***** Data for processing *****
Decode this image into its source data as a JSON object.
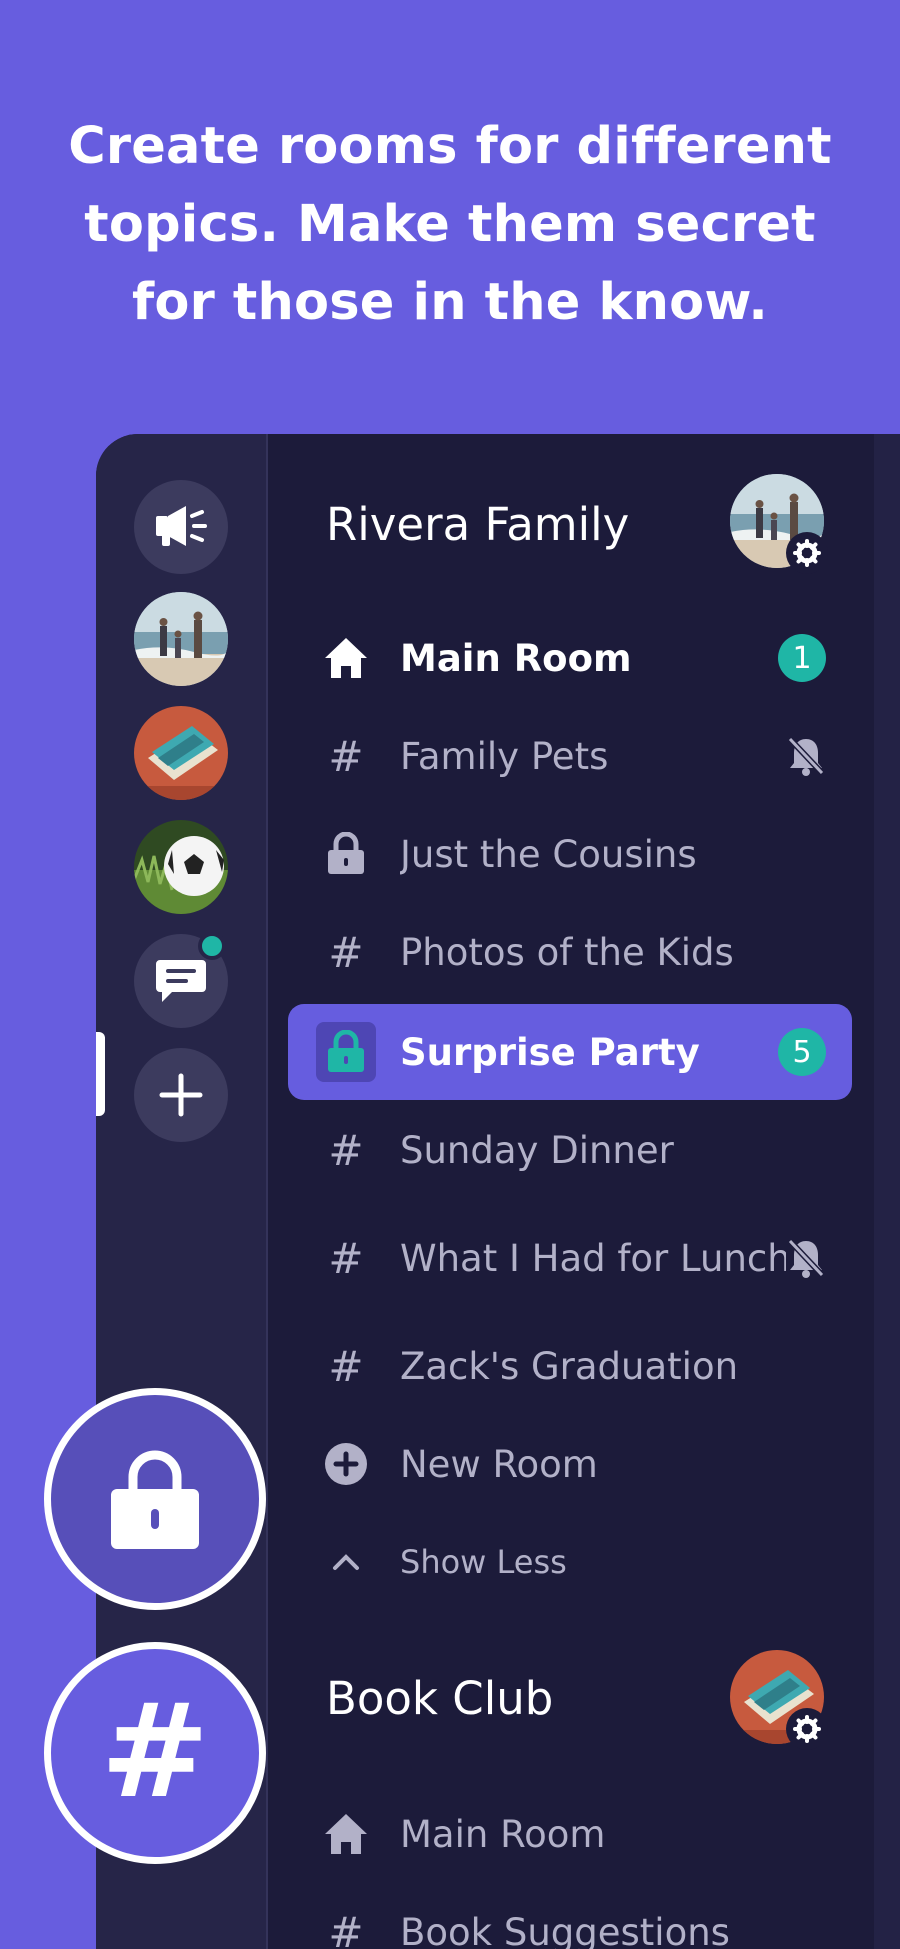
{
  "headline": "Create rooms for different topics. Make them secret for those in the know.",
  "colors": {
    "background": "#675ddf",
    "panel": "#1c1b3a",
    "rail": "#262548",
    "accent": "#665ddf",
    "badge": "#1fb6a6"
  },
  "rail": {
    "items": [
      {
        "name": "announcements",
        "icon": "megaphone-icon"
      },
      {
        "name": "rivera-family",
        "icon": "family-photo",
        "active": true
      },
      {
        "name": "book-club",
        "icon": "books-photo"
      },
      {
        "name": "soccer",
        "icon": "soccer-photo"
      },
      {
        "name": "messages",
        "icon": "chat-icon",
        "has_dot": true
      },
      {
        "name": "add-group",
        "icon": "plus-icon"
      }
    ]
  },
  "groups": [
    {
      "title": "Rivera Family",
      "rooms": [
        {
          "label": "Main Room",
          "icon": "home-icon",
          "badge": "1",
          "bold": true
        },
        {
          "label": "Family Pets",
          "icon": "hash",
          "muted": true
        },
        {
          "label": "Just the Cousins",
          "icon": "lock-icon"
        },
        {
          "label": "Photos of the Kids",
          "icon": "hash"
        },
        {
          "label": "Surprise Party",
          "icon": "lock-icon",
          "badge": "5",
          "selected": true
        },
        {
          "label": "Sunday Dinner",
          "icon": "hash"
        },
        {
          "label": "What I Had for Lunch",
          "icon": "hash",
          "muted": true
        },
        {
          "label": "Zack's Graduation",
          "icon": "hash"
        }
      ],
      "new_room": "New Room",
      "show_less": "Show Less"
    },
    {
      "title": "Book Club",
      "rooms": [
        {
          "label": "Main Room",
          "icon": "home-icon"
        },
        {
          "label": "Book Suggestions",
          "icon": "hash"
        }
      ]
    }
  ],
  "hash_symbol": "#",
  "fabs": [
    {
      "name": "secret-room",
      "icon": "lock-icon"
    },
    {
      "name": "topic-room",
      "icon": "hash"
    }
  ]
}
*****
***** Data for processing *****
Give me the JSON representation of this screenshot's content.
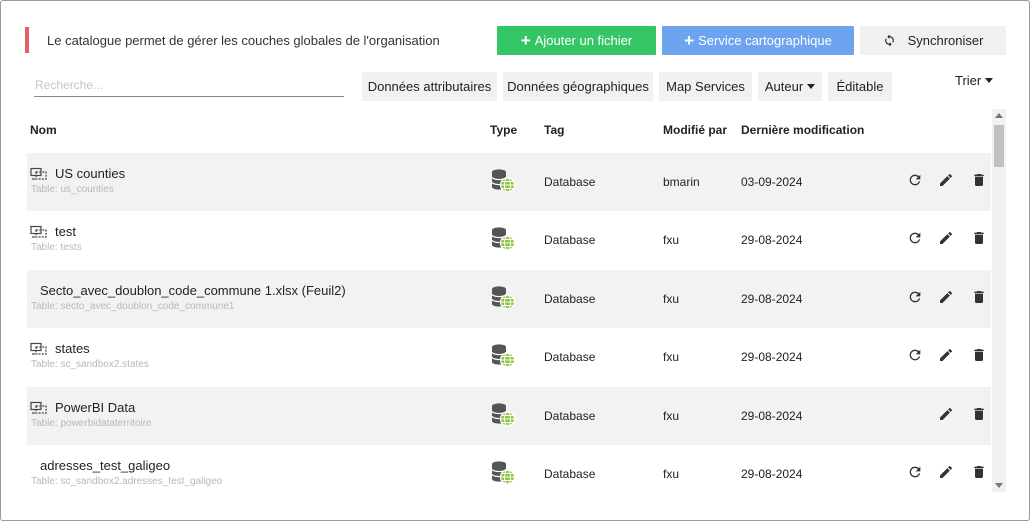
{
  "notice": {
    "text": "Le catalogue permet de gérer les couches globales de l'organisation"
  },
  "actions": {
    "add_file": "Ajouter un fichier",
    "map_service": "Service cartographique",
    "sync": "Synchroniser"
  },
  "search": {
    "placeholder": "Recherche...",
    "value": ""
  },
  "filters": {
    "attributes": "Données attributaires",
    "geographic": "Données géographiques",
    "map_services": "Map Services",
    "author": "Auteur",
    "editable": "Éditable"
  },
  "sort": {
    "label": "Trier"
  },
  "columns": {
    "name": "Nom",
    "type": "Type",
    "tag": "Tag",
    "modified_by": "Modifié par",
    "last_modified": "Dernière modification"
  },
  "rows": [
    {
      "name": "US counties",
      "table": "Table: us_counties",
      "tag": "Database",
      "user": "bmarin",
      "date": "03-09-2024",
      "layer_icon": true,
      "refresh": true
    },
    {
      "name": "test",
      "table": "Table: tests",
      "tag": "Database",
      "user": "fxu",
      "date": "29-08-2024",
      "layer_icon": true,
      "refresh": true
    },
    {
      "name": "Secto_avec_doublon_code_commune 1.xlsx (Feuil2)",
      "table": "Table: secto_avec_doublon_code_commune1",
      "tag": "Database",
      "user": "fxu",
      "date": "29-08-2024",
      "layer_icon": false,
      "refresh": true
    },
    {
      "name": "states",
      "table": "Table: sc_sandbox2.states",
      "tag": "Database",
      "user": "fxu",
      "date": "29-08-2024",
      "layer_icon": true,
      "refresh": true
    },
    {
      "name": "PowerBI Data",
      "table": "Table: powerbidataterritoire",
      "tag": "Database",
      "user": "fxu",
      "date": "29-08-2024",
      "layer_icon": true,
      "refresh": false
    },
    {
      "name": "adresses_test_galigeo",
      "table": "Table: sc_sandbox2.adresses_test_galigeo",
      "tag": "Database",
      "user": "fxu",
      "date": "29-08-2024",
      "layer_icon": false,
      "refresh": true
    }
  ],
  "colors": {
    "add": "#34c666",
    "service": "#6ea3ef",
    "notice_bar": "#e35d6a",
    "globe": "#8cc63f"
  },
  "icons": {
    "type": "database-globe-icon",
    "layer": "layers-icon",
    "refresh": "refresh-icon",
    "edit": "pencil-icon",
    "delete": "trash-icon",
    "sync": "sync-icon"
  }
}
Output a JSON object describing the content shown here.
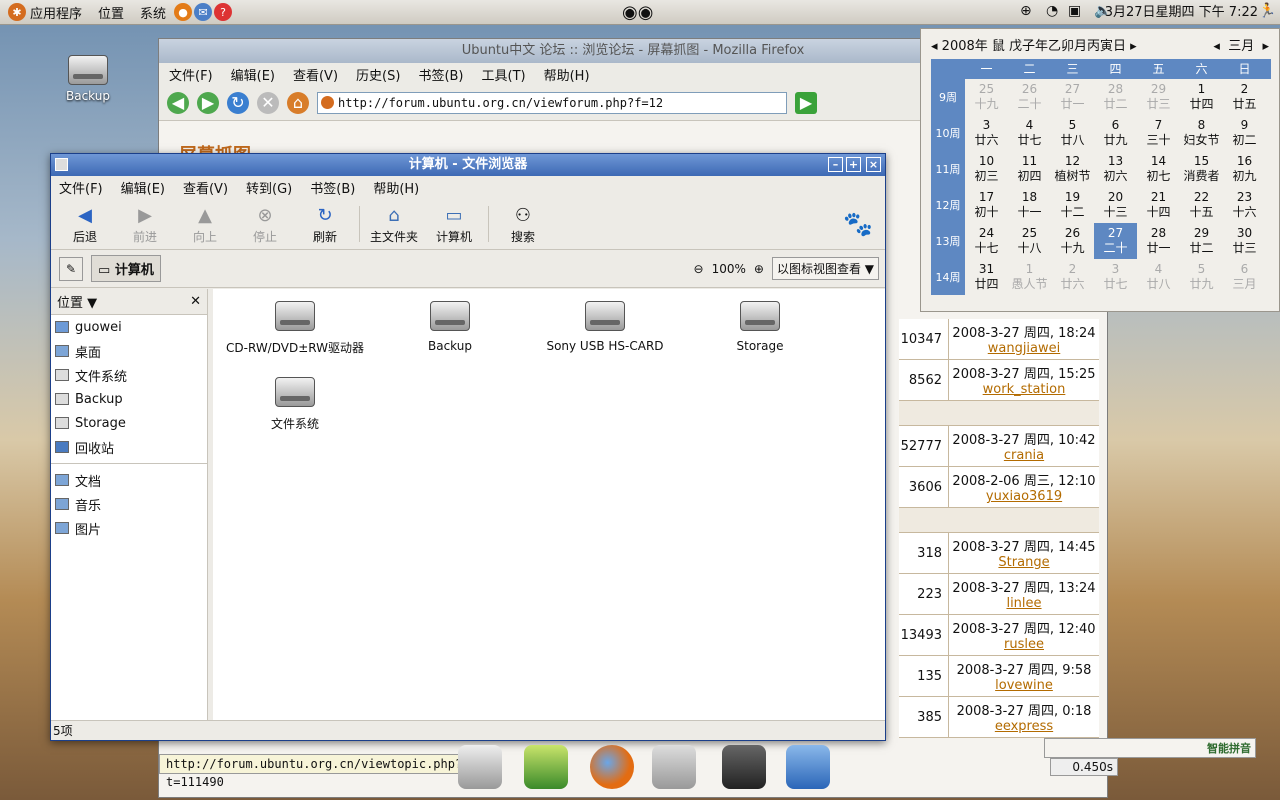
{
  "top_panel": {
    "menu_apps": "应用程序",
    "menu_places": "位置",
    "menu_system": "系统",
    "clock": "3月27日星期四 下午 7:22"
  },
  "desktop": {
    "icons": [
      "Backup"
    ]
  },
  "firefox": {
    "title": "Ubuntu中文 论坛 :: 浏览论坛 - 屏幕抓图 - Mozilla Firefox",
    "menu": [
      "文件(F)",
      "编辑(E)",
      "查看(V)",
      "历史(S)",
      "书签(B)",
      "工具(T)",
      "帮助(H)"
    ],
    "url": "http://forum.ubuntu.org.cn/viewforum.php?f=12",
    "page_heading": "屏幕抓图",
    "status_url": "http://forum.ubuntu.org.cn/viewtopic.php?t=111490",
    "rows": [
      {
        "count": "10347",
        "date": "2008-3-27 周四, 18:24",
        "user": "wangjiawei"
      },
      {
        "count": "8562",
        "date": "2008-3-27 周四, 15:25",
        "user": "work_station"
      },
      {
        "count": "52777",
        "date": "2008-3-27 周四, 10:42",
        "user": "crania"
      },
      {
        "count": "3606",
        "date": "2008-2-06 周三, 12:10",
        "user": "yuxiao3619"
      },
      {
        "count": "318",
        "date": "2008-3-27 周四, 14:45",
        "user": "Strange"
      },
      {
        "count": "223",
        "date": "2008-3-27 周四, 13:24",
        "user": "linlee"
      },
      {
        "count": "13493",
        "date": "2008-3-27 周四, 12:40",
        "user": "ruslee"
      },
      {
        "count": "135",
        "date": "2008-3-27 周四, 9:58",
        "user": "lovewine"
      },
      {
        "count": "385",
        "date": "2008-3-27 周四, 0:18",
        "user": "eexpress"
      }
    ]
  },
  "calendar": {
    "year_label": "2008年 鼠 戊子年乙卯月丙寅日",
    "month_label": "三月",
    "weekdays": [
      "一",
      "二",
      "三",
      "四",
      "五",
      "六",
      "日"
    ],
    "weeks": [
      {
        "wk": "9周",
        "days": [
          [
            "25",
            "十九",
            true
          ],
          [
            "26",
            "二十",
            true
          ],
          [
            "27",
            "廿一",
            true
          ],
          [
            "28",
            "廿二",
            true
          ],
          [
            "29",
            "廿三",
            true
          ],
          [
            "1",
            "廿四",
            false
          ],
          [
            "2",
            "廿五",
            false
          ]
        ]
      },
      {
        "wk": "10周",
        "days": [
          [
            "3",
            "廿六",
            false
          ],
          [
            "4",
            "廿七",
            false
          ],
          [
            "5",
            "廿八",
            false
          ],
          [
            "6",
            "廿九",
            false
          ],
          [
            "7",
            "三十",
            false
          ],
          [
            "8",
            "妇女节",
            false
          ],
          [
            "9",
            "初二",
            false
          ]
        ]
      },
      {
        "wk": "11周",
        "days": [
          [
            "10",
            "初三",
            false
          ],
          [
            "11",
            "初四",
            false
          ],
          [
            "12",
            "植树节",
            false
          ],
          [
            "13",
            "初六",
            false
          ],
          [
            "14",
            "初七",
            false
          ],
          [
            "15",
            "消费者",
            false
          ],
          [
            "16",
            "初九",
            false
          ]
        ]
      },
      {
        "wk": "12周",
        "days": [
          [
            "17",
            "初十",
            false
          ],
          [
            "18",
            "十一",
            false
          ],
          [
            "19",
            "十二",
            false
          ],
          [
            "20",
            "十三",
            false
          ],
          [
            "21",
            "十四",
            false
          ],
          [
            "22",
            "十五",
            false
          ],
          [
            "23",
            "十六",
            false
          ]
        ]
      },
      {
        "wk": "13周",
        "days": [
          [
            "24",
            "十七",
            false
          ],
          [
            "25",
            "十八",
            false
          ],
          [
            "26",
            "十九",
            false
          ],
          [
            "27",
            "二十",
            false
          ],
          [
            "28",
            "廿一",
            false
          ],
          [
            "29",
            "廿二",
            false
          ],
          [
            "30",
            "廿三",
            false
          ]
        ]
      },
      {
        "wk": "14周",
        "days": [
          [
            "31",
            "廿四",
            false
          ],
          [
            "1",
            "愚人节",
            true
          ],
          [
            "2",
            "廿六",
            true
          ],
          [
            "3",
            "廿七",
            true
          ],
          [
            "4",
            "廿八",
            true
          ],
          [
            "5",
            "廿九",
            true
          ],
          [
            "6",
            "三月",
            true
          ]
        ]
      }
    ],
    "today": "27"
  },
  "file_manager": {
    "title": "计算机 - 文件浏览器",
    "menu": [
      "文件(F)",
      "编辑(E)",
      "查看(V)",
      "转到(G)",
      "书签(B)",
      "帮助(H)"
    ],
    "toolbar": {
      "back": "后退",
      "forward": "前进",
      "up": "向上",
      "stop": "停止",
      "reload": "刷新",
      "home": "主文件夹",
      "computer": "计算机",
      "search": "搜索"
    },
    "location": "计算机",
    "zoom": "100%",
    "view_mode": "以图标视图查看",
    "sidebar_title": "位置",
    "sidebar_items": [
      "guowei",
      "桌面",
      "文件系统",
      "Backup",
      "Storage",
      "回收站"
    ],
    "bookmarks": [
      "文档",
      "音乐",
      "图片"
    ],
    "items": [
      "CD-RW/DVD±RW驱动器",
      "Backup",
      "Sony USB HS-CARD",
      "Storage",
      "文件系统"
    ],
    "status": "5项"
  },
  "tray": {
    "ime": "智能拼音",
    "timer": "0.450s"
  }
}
*****
From the entries above, extract every line where the word "forum" appears.

    "url": "http://forum.ubuntu.org.cn/viewforum.php?f=12",
    "status_url": "http://forum.ubuntu.org.cn/viewtopic.php?t=111490",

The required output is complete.